[WHAT IS EXPECTED]: Reproduce every line in the listing that contains the word "отсутствие".

[MATERIALS PROVIDED]:
-- start --

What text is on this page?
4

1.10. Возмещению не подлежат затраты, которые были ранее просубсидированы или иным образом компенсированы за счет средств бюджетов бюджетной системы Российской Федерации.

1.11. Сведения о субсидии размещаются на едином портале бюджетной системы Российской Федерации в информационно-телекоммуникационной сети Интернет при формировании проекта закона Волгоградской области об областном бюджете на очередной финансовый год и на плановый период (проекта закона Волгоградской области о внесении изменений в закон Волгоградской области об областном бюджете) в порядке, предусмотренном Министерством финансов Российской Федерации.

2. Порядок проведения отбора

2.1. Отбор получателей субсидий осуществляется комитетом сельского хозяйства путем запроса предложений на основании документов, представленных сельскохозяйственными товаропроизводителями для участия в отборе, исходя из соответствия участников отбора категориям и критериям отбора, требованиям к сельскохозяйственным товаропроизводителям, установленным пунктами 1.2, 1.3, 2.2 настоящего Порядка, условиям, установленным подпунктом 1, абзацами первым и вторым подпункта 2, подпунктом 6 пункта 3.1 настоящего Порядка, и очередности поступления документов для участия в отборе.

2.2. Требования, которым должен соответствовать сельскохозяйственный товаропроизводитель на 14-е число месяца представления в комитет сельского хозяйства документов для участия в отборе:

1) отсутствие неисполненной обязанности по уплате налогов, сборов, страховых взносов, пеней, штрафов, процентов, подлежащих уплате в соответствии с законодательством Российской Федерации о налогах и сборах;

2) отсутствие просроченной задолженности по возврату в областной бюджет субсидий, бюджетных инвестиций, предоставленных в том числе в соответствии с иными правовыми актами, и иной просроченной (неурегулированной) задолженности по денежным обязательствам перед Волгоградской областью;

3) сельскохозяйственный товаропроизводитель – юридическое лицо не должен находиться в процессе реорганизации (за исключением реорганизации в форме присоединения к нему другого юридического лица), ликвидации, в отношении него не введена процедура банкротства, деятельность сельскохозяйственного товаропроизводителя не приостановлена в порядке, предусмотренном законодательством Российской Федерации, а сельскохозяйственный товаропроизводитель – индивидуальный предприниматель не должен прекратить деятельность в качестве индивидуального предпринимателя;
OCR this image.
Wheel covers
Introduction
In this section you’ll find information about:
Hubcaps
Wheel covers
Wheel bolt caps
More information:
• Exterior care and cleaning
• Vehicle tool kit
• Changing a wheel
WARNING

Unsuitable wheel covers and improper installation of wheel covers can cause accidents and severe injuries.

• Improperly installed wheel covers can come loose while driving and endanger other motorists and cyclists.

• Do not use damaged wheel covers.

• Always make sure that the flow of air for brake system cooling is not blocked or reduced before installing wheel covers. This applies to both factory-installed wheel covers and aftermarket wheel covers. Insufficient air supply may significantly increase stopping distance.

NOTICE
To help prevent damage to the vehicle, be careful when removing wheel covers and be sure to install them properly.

-- end --

[RESULT FOR THIS TASK]:
1) отсутствие неисполненной обязанности по уплате налогов, сборов, страховых взносов, пеней, штрафов, процентов, подлежащих уплате в соответствии с законодательством Российской Федерации о налогах и сборах;
2) отсутствие просроченной задолженности по возврату в областной бюджет субсидий, бюджетных инвестиций, предоставленных в том числе в соответствии с иными правовыми актами, и иной просроченной (неурегулированной) задолженности по денежным обязательствам перед Волгоградской областью;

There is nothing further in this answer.